Energy management is a thing, and you can optimize energy efficiency by turning off your battle computer and shields when you don’t need them, by making multiple short hyperspace hops instead of a single long one, and being frugal with your torpedoes. But in practice this seems pointless, as on any difficulty level except the easiest, I found myself needing repairs often enough (which also refuel you) that I never came close to running out of energy no matter how wastefully I treated my reserves. Players who can survive the Commander Mission might find energy efficiency techniques useful for finishing with a better score, but I didn’t.

Speaking of the Commander Mission, try as I might, I just couldn’t finish it.



I was able to finish the Warrior Mission, the second-hardest difficulty, without too much trouble, as seen in the first video. But the Commander Mission seems hopeless. Enemies dogfight aggressively, making it nearly impossible to completely avoid taking hits, and your ship takes hits like it’s made of cardboard.  With nearly every sector cleared, something important would get damaged, and I’d have to warp back to a base for repairs, giving the Zylons plenty of time to regroup and overwhelm the bases. And I’m supposed to destroy 54 of them? I’d be lucky to bag 20. Each attempt at the Commander Mission would end long before I reached my 54, usually with a hot-dogging Zylon scoring two lucky hits in quick succession, blowing my ship to smithereens faster than I could blink.

Stellar Track

Star Raiders got a downgraded VCS port later on, but before that, there was Stellar Track, a much more literal interpretation of the mainframe Star Trek game that inspired it, and which I covered previously. A reader alerted me of this game's existence.

__Supplied information__:
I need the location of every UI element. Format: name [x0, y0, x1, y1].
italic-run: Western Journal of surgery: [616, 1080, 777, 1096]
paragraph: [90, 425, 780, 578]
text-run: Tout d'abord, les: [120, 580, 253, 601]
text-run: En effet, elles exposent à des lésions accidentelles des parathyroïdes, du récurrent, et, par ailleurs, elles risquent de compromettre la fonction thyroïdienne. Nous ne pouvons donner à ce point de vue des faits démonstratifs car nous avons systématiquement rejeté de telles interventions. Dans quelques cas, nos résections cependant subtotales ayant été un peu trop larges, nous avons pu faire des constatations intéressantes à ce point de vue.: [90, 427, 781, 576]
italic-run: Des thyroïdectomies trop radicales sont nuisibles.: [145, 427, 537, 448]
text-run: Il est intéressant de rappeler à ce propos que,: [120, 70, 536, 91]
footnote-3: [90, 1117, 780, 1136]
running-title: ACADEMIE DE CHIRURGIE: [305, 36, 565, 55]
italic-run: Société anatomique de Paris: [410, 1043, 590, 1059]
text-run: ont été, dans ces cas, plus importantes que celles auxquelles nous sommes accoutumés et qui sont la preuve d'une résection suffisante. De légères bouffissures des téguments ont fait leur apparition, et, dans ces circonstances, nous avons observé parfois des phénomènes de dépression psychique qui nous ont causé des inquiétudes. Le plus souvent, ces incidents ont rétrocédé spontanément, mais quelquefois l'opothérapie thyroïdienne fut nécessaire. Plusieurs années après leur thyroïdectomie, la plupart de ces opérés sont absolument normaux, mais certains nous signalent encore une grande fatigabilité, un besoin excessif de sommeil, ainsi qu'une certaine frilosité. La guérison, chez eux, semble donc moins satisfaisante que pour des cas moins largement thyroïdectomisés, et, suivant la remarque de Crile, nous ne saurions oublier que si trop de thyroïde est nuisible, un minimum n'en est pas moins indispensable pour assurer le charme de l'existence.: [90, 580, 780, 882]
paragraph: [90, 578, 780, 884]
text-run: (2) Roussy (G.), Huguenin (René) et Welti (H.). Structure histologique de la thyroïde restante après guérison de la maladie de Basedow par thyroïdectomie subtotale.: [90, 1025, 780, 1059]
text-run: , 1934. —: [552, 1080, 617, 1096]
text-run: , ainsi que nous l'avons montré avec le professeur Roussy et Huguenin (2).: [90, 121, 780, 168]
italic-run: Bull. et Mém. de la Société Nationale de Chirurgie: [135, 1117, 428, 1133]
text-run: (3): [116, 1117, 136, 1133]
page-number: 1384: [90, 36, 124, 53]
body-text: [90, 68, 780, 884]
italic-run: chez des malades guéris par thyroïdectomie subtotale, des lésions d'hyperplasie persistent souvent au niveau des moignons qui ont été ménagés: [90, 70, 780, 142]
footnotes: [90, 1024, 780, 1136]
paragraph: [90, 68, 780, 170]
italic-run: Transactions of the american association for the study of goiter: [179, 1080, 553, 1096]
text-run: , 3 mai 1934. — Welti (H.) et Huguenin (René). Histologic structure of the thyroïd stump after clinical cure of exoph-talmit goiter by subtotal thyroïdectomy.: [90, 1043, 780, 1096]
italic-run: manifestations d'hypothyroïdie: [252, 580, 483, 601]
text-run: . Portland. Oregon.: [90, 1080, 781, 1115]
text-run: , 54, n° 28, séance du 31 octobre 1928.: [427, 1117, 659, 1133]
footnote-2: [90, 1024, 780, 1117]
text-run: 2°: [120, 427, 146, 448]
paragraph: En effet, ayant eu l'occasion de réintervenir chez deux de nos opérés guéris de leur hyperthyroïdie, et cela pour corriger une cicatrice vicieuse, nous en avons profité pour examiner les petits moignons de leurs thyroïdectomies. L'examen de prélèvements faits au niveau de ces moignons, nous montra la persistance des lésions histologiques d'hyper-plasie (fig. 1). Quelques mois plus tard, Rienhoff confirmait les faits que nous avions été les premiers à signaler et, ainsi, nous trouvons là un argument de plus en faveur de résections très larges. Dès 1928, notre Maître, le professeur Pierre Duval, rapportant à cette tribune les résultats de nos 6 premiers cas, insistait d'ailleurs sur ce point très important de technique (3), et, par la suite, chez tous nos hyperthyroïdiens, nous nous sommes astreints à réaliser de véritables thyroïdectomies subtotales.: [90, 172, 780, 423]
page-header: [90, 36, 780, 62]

__Activities__:
#1 Answer these questions from the Star Raiders text, one per line:
(a) Besides fixing the ship, what else do repairs do?
(b) How many Zylons is the player supposed to destroy in the Commander Mission?
(c) Which game did a reader alert the writer to?
#2 Resume the Star Raiders text, starting right after its last sentence.
The listing has nothing to do with the Star Raiders text.

__Your responses__:
#1
(a) They also refuel you.
(b) 54.
(c) Stellar Track.

#2
Like the mainframe game, it's text-based and plays round-by-round, which is unusual for games on the system. It's obviously downgraded to fit the Atari's limited resources and simple controls, but I am impressed by how much left is intact. Granted, controls are a bit awkward. The menu-based control scheme of the mainframe game is translated to the joystick by having left and right cycle through the available options and the button confirming, with no way to back out of a mistakenly chosen command. There's no option to enter courses along decimal numbers, but I never used that option anyway.

I played with both difficulty sliders set to 'A,' which reduces your "phasor" power and makes you more likely to take subsystem damage when getting hit.



I have some gripes specific to this version, which have nothing to do with the system's limitations. Compared to the mainframe version, the time limit tends to be VERY tight, and you're often at the mercy of the RNG. Granted, the mainframe version could sometimes screw you over with an impossible deadline, but it's a lot more common here. A mission with only a few aliens will still spread them across the galaxy and give you precious little time to search the entire grid for them all, and if you take damage to your engines even once, you might as well give up; you can't get anywhere until they are repaired, which takes time that you don't have. It's also a bit obnoxious that your short-range scan isn't a free action; there's no point in trying to dogfight without using it first, so your enemies effectively always get to take potshots at you, increasing the odds that they damage something you really need.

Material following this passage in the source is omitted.